Part of a data file:
— begin —

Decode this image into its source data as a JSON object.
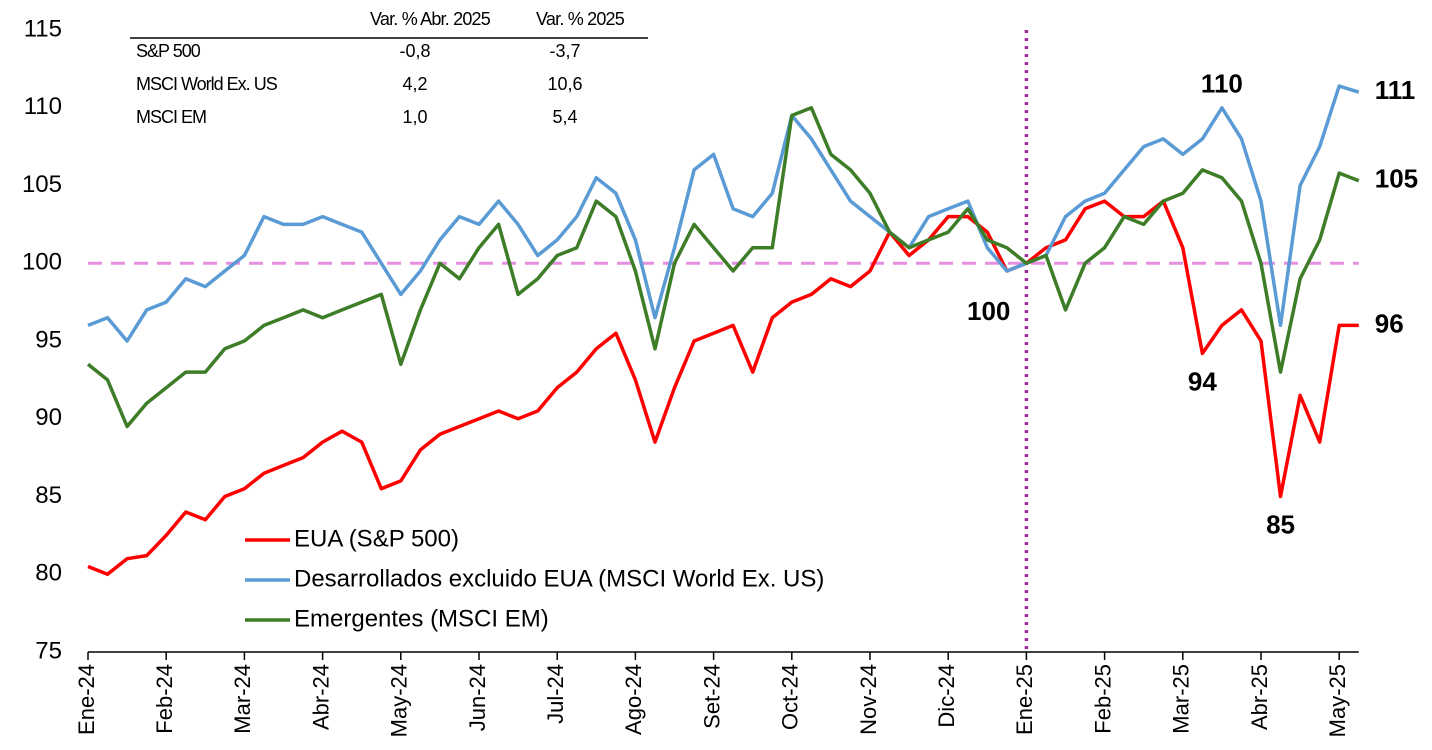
{
  "chart_data": {
    "type": "line",
    "categories": [
      "Ene-24",
      null,
      null,
      null,
      "Feb-24",
      null,
      null,
      null,
      "Mar-24",
      null,
      null,
      null,
      "Abr-24",
      null,
      null,
      null,
      "May-24",
      null,
      null,
      null,
      "Jun-24",
      null,
      null,
      null,
      "Jul-24",
      null,
      null,
      null,
      "Ago-24",
      null,
      null,
      null,
      "Set-24",
      null,
      null,
      null,
      "Oct-24",
      null,
      null,
      null,
      "Nov-24",
      null,
      null,
      null,
      "Dic-24",
      null,
      null,
      null,
      "Ene-25",
      null,
      null,
      null,
      "Feb-25",
      null,
      null,
      null,
      "Mar-25",
      null,
      null,
      null,
      "Abr-25",
      null,
      null,
      null,
      "May-25",
      null
    ],
    "series": [
      {
        "name": "EUA (S&P 500)",
        "color": "#ff0000",
        "values": [
          80.5,
          80,
          81,
          81.2,
          82.5,
          84,
          83.5,
          85,
          85.5,
          86.5,
          87,
          87.5,
          88.5,
          89.2,
          88.5,
          85.5,
          86,
          88,
          89,
          89.5,
          90,
          90.5,
          90,
          90.5,
          92,
          93,
          94.5,
          95.5,
          92.5,
          88.5,
          92,
          95,
          95.5,
          96,
          93,
          96.5,
          97.5,
          98,
          99,
          98.5,
          99.5,
          102,
          100.5,
          101.5,
          103,
          103,
          102,
          99.5,
          100,
          101,
          101.5,
          103.5,
          104,
          103,
          103,
          104,
          101,
          94.2,
          96,
          97,
          95,
          85,
          91.5,
          88.5,
          96,
          96
        ],
        "value_labels": [
          null,
          null,
          null,
          null,
          null,
          null,
          null,
          null,
          null,
          null,
          null,
          null,
          null,
          null,
          null,
          null,
          null,
          null,
          null,
          null,
          null,
          null,
          null,
          null,
          null,
          null,
          null,
          null,
          null,
          null,
          null,
          null,
          null,
          null,
          null,
          null,
          null,
          null,
          null,
          null,
          null,
          null,
          null,
          null,
          null,
          null,
          null,
          null,
          null,
          null,
          null,
          null,
          null,
          null,
          null,
          null,
          null,
          "94",
          null,
          null,
          null,
          "85",
          null,
          null,
          null,
          "96"
        ]
      },
      {
        "name": "Desarrollados excluido EUA (MSCI World Ex. US)",
        "color": "#5b9bd5",
        "values": [
          96,
          96.5,
          95,
          97,
          97.5,
          99,
          98.5,
          99.5,
          100.5,
          103,
          102.5,
          102.5,
          103,
          102.5,
          102,
          100,
          98,
          99.5,
          101.5,
          103,
          102.5,
          104,
          102.5,
          100.5,
          101.5,
          103,
          105.5,
          104.5,
          101.5,
          96.5,
          101,
          106,
          107,
          103.5,
          103,
          104.5,
          109.5,
          108,
          106,
          104,
          103,
          102,
          101,
          103,
          103.5,
          104,
          101,
          99.5,
          100,
          100.5,
          103,
          104,
          104.5,
          106,
          107.5,
          108,
          107,
          108,
          110,
          108,
          104,
          96,
          105,
          107.5,
          111.4,
          111
        ],
        "value_labels": [
          null,
          null,
          null,
          null,
          null,
          null,
          null,
          null,
          null,
          null,
          null,
          null,
          null,
          null,
          null,
          null,
          null,
          null,
          null,
          null,
          null,
          null,
          null,
          null,
          null,
          null,
          null,
          null,
          null,
          null,
          null,
          null,
          null,
          null,
          null,
          null,
          null,
          null,
          null,
          null,
          null,
          null,
          null,
          null,
          null,
          null,
          null,
          null,
          null,
          null,
          null,
          null,
          null,
          null,
          null,
          null,
          null,
          null,
          "110",
          null,
          null,
          null,
          null,
          null,
          null,
          "111"
        ]
      },
      {
        "name": "Emergentes (MSCI EM)",
        "color": "#3e7d28",
        "values": [
          93.5,
          92.5,
          89.5,
          91,
          92,
          93,
          93,
          94.5,
          95,
          96,
          96.5,
          97,
          96.5,
          97,
          97.5,
          98,
          93.5,
          97,
          100,
          99,
          101,
          102.5,
          98,
          99,
          100.5,
          101,
          104,
          103,
          99.5,
          94.5,
          100,
          102.5,
          101,
          99.5,
          101,
          101,
          109.5,
          110,
          107,
          106,
          104.5,
          102,
          101,
          101.5,
          102,
          103.5,
          101.5,
          101,
          100,
          100.5,
          97,
          100,
          101,
          103,
          102.5,
          104,
          104.5,
          106,
          105.5,
          104,
          100,
          93,
          99,
          101.5,
          105.8,
          105.3
        ],
        "value_labels": [
          null,
          null,
          null,
          null,
          null,
          null,
          null,
          null,
          null,
          null,
          null,
          null,
          null,
          null,
          null,
          null,
          null,
          null,
          null,
          null,
          null,
          null,
          null,
          null,
          null,
          null,
          null,
          null,
          null,
          null,
          null,
          null,
          null,
          null,
          null,
          null,
          null,
          null,
          null,
          null,
          null,
          null,
          null,
          null,
          null,
          null,
          null,
          null,
          null,
          null,
          null,
          null,
          null,
          null,
          null,
          null,
          null,
          null,
          null,
          null,
          null,
          null,
          null,
          null,
          null,
          "105"
        ]
      }
    ],
    "ylim": [
      75,
      115
    ],
    "yticks": [
      75,
      80,
      85,
      90,
      95,
      100,
      105,
      110,
      115
    ],
    "hline": 100,
    "hline_label": "100",
    "vline_category": "Ene-25",
    "legend": "lower left",
    "table": {
      "columns": [
        "Var. % Abr. 2025",
        "Var. % 2025"
      ],
      "rows": [
        {
          "name": "S&P 500",
          "values": [
            "-0,8",
            "-3,7"
          ]
        },
        {
          "name": "MSCI World Ex. US",
          "values": [
            "4,2",
            "10,6"
          ]
        },
        {
          "name": "MSCI EM",
          "values": [
            "1,0",
            "5,4"
          ]
        }
      ]
    }
  }
}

— end —

* _Task instructions_: Copy out every line of the data that includes the word "name".

* _Correct response_:
        "name": "EUA (S&P 500)",
        "name": "Desarrollados excluido EUA (MSCI World Ex. US)",
        "name": "Emergentes (MSCI EM)",
          "name": "S&P 500",
          "name": "MSCI World Ex. US",
          "name": "MSCI EM",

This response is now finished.